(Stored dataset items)
★ ★ ★ ★ ★

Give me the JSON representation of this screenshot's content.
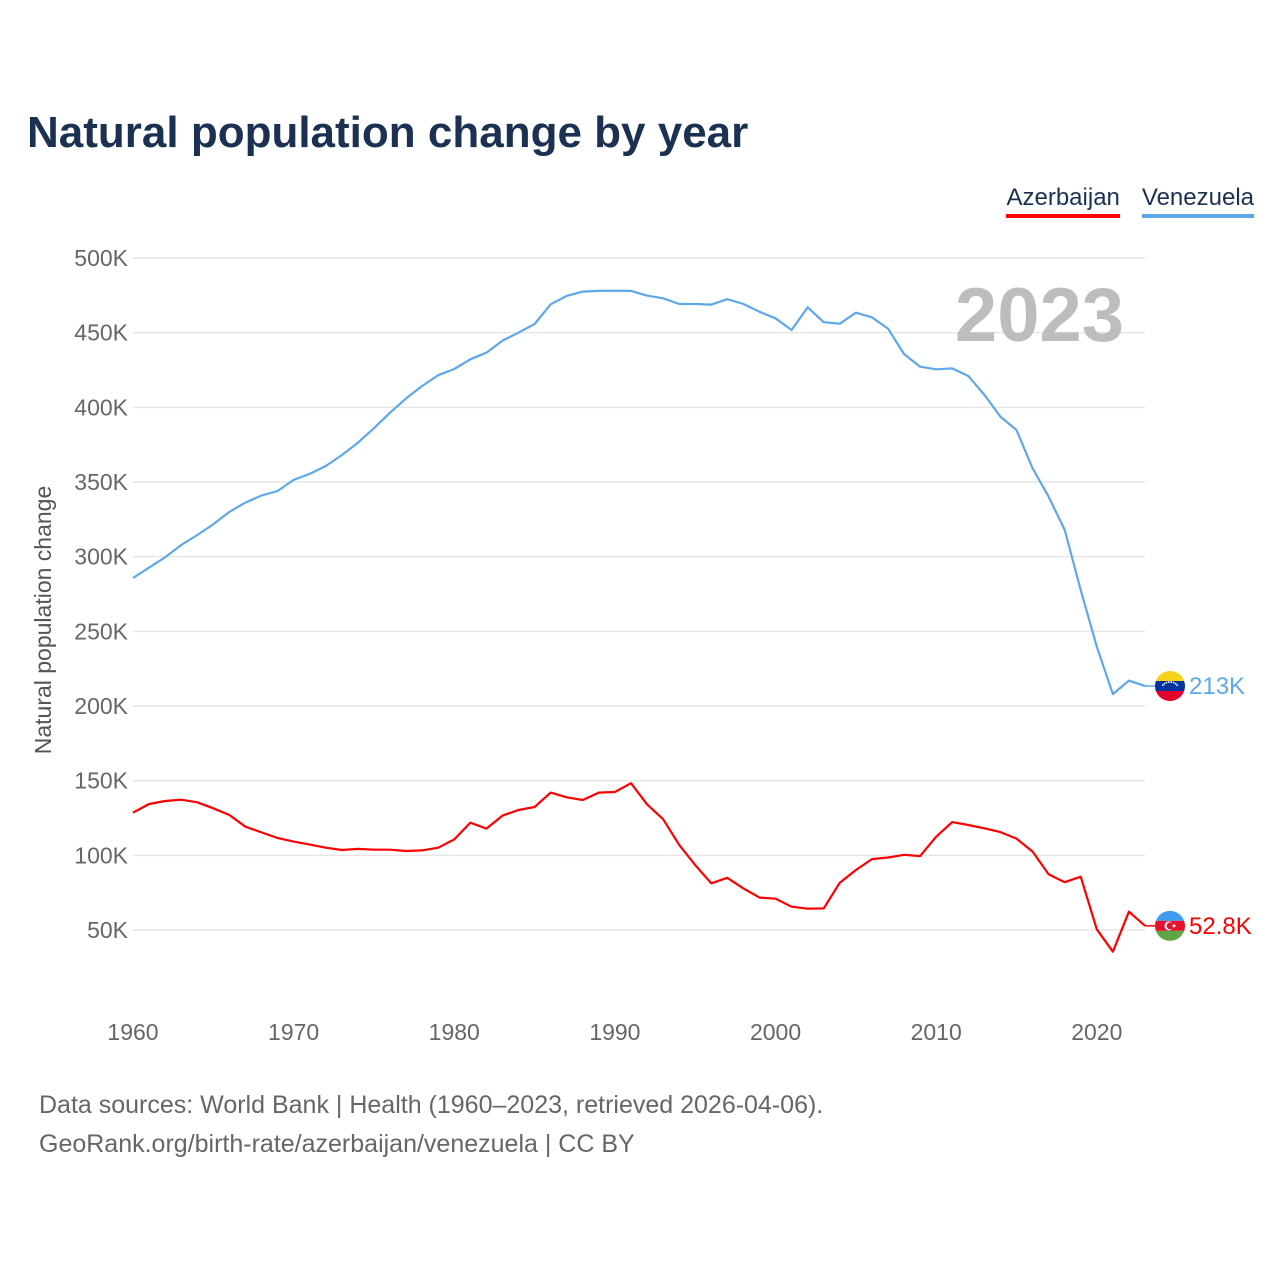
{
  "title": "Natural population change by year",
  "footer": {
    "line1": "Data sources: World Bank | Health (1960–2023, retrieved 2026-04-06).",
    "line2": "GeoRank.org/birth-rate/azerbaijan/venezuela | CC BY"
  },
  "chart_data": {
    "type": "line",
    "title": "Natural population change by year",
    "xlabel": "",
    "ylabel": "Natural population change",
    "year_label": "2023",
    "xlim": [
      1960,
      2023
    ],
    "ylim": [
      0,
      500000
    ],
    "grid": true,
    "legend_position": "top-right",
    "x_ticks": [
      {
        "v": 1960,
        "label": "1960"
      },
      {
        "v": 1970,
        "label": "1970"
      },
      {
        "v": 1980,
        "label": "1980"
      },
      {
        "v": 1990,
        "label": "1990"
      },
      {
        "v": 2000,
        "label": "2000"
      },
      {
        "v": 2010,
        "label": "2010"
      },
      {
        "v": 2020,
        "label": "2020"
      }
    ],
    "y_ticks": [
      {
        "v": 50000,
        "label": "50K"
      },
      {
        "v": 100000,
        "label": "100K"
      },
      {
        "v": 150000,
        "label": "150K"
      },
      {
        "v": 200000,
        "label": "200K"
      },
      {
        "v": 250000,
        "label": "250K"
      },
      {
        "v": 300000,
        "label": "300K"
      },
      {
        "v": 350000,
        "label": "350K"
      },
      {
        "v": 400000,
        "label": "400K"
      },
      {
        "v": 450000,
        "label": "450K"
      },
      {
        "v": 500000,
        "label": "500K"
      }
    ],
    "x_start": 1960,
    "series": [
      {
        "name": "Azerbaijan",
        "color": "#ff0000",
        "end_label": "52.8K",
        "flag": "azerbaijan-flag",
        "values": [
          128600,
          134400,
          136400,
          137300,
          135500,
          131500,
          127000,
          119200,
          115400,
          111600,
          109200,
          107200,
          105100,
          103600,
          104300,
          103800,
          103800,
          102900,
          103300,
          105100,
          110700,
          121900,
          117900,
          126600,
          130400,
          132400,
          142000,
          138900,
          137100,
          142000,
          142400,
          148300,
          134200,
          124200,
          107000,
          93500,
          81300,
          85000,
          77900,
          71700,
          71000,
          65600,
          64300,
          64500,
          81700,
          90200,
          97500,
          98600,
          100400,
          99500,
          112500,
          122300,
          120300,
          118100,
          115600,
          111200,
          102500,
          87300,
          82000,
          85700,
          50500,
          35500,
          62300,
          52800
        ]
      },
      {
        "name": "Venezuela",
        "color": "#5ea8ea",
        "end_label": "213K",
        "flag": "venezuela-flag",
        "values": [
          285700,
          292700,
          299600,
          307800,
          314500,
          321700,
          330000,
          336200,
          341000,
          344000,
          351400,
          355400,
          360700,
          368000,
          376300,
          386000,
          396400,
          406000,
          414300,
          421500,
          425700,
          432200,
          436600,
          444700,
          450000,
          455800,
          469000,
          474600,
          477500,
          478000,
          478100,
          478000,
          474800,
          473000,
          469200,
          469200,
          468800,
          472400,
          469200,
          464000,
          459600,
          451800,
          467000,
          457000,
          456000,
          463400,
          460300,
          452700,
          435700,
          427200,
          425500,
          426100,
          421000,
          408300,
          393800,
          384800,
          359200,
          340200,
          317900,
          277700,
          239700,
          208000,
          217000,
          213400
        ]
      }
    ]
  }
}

★ ★ ★ ★ ★

▸ What is expected:
Search the lines above for the string "change", then show every one that has it.

▸ Written solution:
  "title": "Natural population change by year",
    "title": "Natural population change by year",
    "ylabel": "Natural population change",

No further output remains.